+++ Input rows

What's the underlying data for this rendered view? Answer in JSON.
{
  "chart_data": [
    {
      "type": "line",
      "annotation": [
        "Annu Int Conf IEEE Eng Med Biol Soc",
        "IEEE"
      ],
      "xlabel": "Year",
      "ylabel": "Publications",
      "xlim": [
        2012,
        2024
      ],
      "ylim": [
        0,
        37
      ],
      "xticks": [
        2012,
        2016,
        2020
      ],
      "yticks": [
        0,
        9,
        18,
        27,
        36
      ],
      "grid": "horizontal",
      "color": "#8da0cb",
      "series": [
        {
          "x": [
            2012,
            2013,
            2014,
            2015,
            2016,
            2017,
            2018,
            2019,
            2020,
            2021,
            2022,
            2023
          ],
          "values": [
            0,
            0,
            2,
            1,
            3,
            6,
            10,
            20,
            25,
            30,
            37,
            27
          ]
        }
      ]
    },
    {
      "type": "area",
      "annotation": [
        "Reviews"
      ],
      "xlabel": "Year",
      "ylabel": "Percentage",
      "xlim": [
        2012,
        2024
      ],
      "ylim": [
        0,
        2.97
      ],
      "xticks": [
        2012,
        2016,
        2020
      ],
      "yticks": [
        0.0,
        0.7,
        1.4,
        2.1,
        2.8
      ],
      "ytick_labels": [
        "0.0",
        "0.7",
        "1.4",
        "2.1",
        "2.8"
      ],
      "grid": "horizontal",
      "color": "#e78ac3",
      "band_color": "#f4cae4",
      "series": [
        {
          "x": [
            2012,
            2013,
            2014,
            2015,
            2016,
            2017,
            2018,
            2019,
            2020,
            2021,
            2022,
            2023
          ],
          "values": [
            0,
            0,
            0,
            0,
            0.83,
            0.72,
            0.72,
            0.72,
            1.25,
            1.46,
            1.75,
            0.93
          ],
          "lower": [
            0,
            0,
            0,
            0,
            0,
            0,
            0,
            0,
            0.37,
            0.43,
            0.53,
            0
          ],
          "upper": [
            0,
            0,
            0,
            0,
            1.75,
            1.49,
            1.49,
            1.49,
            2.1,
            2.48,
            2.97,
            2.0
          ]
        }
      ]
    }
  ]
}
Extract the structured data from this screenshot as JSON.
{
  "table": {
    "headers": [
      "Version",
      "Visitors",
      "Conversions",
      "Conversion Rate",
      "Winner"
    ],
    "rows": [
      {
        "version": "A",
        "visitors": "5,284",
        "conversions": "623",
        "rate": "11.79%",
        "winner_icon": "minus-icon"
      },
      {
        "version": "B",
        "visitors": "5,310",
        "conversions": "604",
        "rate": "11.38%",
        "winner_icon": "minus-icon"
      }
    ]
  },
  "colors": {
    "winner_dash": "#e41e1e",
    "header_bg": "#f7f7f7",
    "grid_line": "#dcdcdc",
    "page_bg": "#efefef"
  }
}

++++++

Instruction
Repeat the listing in full, keeping every line exactly as it is.

Written response
What's the underlying data for this rendered view? Answer in JSON.
{
  "chart_data": [
    {
      "type": "line",
      "annotation": [
        "Annu Int Conf IEEE Eng Med Biol Soc",
        "IEEE"
      ],
      "xlabel": "Year",
      "ylabel": "Publications",
      "xlim": [
        2012,
        2024
      ],
      "ylim": [
        0,
        37
      ],
      "xticks": [
        2012,
        2016,
        2020
      ],
      "yticks": [
        0,
        9,
        18,
        27,
        36
      ],
      "grid": "horizontal",
      "color": "#8da0cb",
      "series": [
        {
          "x": [
            2012,
            2013,
            2014,
            2015,
            2016,
            2017,
            2018,
            2019,
            2020,
            2021,
            2022,
            2023
          ],
          "values": [
            0,
            0,
            2,
            1,
            3,
            6,
            10,
            20,
            25,
            30,
            37,
            27
          ]
        }
      ]
    },
    {
      "type": "area",
      "annotation": [
        "Reviews"
      ],
      "xlabel": "Year",
      "ylabel": "Percentage",
      "xlim": [
        2012,
        2024
      ],
      "ylim": [
        0,
        2.97
      ],
      "xticks": [
        2012,
        2016,
        2020
      ],
      "yticks": [
        0.0,
        0.7,
        1.4,
        2.1,
        2.8
      ],
      "ytick_labels": [
        "0.0",
        "0.7",
        "1.4",
        "2.1",
        "2.8"
      ],
      "grid": "horizontal",
      "color": "#e78ac3",
      "band_color": "#f4cae4",
      "series": [
        {
          "x": [
            2012,
            2013,
            2014,
            2015,
            2016,
            2017,
            2018,
            2019,
            2020,
            2021,
            2022,
            2023
          ],
          "values": [
            0,
            0,
            0,
            0,
            0.83,
            0.72,
            0.72,
            0.72,
            1.25,
            1.46,
            1.75,
            0.93
          ],
          "lower": [
            0,
            0,
            0,
            0,
            0,
            0,
            0,
            0,
            0.37,
            0.43,
            0.53,
            0
          ],
          "upper": [
            0,
            0,
            0,
            0,
            1.75,
            1.49,
            1.49,
            1.49,
            2.1,
            2.48,
            2.97,
            2.0
          ]
        }
      ]
    }
  ]
}
Extract the structured data from this screenshot as JSON.
{
  "table": {
    "headers": [
      "Version",
      "Visitors",
      "Conversions",
      "Conversion Rate",
      "Winner"
    ],
    "rows": [
      {
        "version": "A",
        "visitors": "5,284",
        "conversions": "623",
        "rate": "11.79%",
        "winner_icon": "minus-icon"
      },
      {
        "version": "B",
        "visitors": "5,310",
        "conversions": "604",
        "rate": "11.38%",
        "winner_icon": "minus-icon"
      }
    ]
  },
  "colors": {
    "winner_dash": "#e41e1e",
    "header_bg": "#f7f7f7",
    "grid_line": "#dcdcdc",
    "page_bg": "#efefef"
  }
}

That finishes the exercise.